▶ _SOAL DAN TUGAS_
- 1) Jawab pertanyaan berikut berdasarkan teks tentang AI dan dunia kerja:
(a) Pekerjaan apa yang diprediksi tumbuh paling pesat hingga 2030 menurut laporan WEF?
(b) Dalam berapa detik AI dapat membantu memvalidasi data dari dokumen yang terdiri dari puluhan halaman?
(c) Bagi desainer, apa yang sekarang bisa dilakukan AI dengan sekali klik?
- 2) Teruskan teks tentang AI dan dunia kerja mulai dari kalimat terakhirnya.

▶ _TEKS YANG DIBERIKAN_
▶

Itulah kenapa AI dan Machine Learning specialists diprediksi menjadi pekerjaan dengan pertumbuhan paling pesat hingga 2030 menurut laporan WEF, bukan sekadar orang yang pakai AI.

5. Pekerja yang Enggan Berkolaborasi dengan Teknologi

AI bukan tren sementara. Teknologi ini sudah menjadi bagian dari keseharian pekerja, bahkan mengubah alur kerja. Bayangkan, jika sebelumnya kamu butuh waktu 30 menit untuk memvalidasi data dari sebuah dokumen yang terdiri dari puluhan halaman, AI dapat membantu kamu melakukan itu dalam 10 detik.

Contoh lain, bagi desainer, dulu perlu menjalankan banyak tahap hanya untuk menghapus background foto. Sekarang, AI memungkinkan hal itu dilakukan dengan sekali klik. Jadi, pekerja yang masih enggan berkolaborasi dengan teknologi sudah pasti akan kehilangan efisiensi pribadi. Organisasi pun mungkin juga akan melihatnya tidak relevan lagi dengan industri.

◀

Entri wilayah berlabel

▶

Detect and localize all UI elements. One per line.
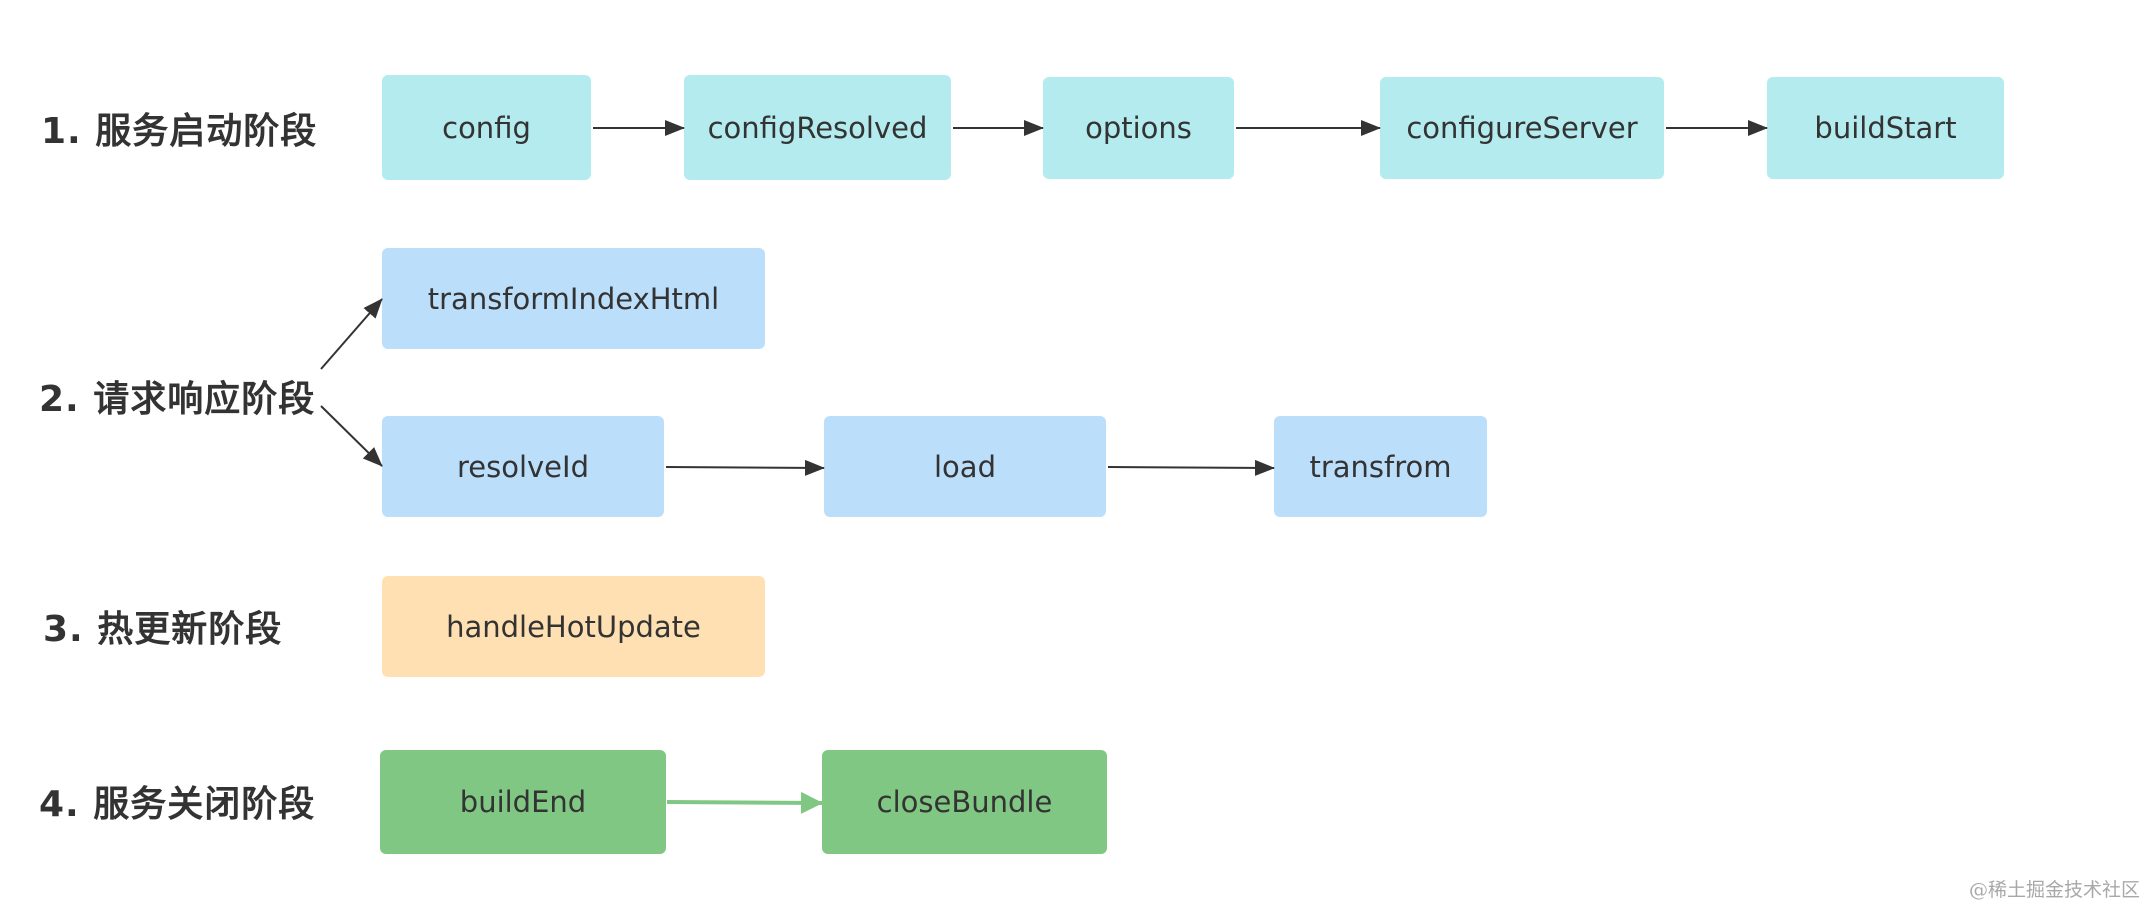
watermark: @稀土掘金技术社区 <box>1968 879 2140 901</box>
node-config: config <box>382 75 591 180</box>
node-options: options <box>1043 77 1234 179</box>
edge-stage2-resolveId <box>320 405 383 467</box>
edge-resolveId-load <box>665 459 825 476</box>
stage-label-hot-update: 3. 热更新阶段 <box>43 609 283 650</box>
stage-label-startup: 1. 服务启动阶段 <box>41 111 318 152</box>
node-configResolved: configResolved <box>684 75 951 180</box>
stage-label-request: 2. 请求响应阶段 <box>39 379 316 420</box>
node-buildStart: buildStart <box>1767 77 2004 179</box>
edge-buildEnd-closeBundle <box>666 791 823 814</box>
node-handleHotUpdate: handleHotUpdate <box>382 576 765 677</box>
node-resolveId: resolveId <box>382 416 664 517</box>
node-load: load <box>824 416 1106 517</box>
node-transformIndexHtml: transformIndexHtml <box>382 248 765 349</box>
edge-stage2-transformIndexHtml <box>320 298 383 370</box>
edge-load-transfrom <box>1107 459 1275 476</box>
node-transfrom: transfrom <box>1274 416 1487 517</box>
stage-label-shutdown: 4. 服务关闭阶段 <box>39 784 316 825</box>
node-buildEnd: buildEnd <box>380 750 666 854</box>
node-configureServer: configureServer <box>1380 77 1664 179</box>
node-closeBundle: closeBundle <box>822 750 1107 854</box>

◀

▶ _JAWABAN TUGAS_
- 1)
(a) AI dan Machine Learning specialists.
(b) 10 detik.
(c) Menghapus background foto.

- 2)
Strategi Bertahan dan Bertumbuh di Era AI Sebagai Pekerja

Kesimpulannya, di era AI sebaiknya kita mulai mengubah mindset, dari melawan AI menjadi berkolaborasi dengan AI. Kalau hari ini kamu merasa terancam oleh AI, itu bukan akhir. Justru itu sinyal untuk memperluas kemampuanmu.

Sebagai langkah awal, coba lakukan pendekatan berikut. Pahami AI sebagai alat, bukan musuh, pelajari tools yang relevan di bidangmu, bangun kombinasi skill antara domain knowledge dan AI literacy, fokus pada kualitas insight, bukan output semata.

Kemudian upgrade skill yang sifatnya tidak tergantikan: leadership, komunikasi, adaptasi, pemikiran kritis dan jadilah "pengendali" AI, bukan hanya pengguna. Industri saat ini sangat membutuhkan pekerja yang menguasai skill spesifik secara mendalam dengan literasi AI. Jadi, alih-alih takut terhadap AI, mulailah bekerja bersamanya.

Era AI sebenarnya bukan tentang menggantikan manusia, tetapi tentang memberdayakan manusia untuk bekerja lebih cerdas dan efektif. Bagi yang mau beradaptasi, AI bukan ancaman, melainkan katalis pertumbuhan karier.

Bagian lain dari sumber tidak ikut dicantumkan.